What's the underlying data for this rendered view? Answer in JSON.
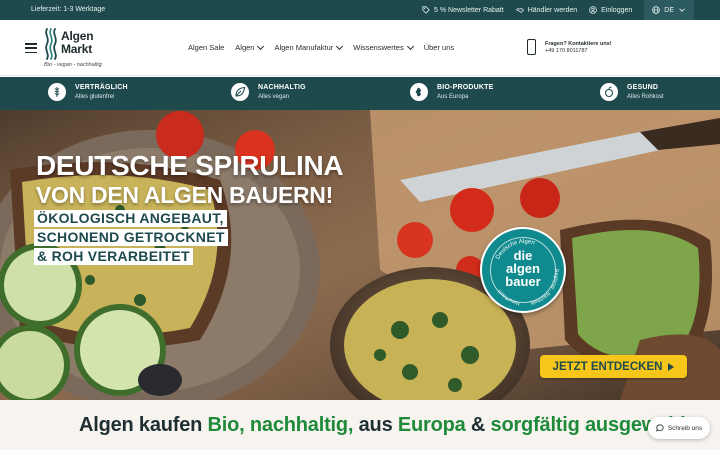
{
  "topbar": {
    "delivery": "Lieferzeit: 1-3 Werktage",
    "newsletter": "5 % Newsletter Rabatt",
    "dealers": "Händler werden",
    "login": "Einloggen",
    "language": "DE"
  },
  "header": {
    "logo_line1": "Algen",
    "logo_line2": "Markt",
    "logo_tagline": "Bio - vegan - nachhaltig",
    "nav": [
      "Algen Sale",
      "Algen",
      "Algen Manufaktur",
      "Wissenswertes",
      "Über uns"
    ],
    "contact_question": "Fragen? Kontaktiere uns!",
    "contact_phone": "+49 170 8011787",
    "icons": [
      "search-icon",
      "chat-icon",
      "basket-icon"
    ]
  },
  "usp": [
    {
      "title": "VERTRÄGLICH",
      "subtitle": "Alles glutenfrei",
      "icon": "wheat-icon"
    },
    {
      "title": "NACHHALTIG",
      "subtitle": "Alles vegan",
      "icon": "leaf-icon"
    },
    {
      "title": "BIO-PRODUKTE",
      "subtitle": "Aus Europa",
      "icon": "europe-icon"
    },
    {
      "title": "GESUND",
      "subtitle": "Alles Rohkost",
      "icon": "rawfood-icon"
    }
  ],
  "hero": {
    "title_line1": "DEUTSCHE SPIRULINA",
    "title_line2": "VON DEN ALGEN BAUERN!",
    "sub_line1": "ÖKOLOGISCH ANGEBAUT,",
    "sub_line2": "SCHONEND GETROCKNET",
    "sub_line3": "& ROH VERARBEITET",
    "badge_main_1": "die",
    "badge_main_2": "algen",
    "badge_main_3": "bauer",
    "badge_arc_top": "Deutsche Algen",
    "badge_arc_right": "Regional · Nachhaltig",
    "badge_arc_left": "Naturfrisch",
    "cta": "JETZT ENTDECKEN"
  },
  "bottom": {
    "part1": "Algen kaufen",
    "part2": "Bio,",
    "part3": "nachhaltig,",
    "part4": "aus",
    "part5": "Europa",
    "part6": "&",
    "part7": "sorgfältig ausgewählt"
  },
  "chat": {
    "label": "Schreib uns"
  },
  "colors": {
    "brand": "#1e4a4e",
    "accent": "#f6c61a",
    "green": "#1f8a3a"
  }
}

---+---

• _Short problem_
Display every line of the listing that contains the string "vegan".

• _Expected answer_
    "logo_tagline": "Bio - vegan - nachhaltig",
      "subtitle": "Alles vegan",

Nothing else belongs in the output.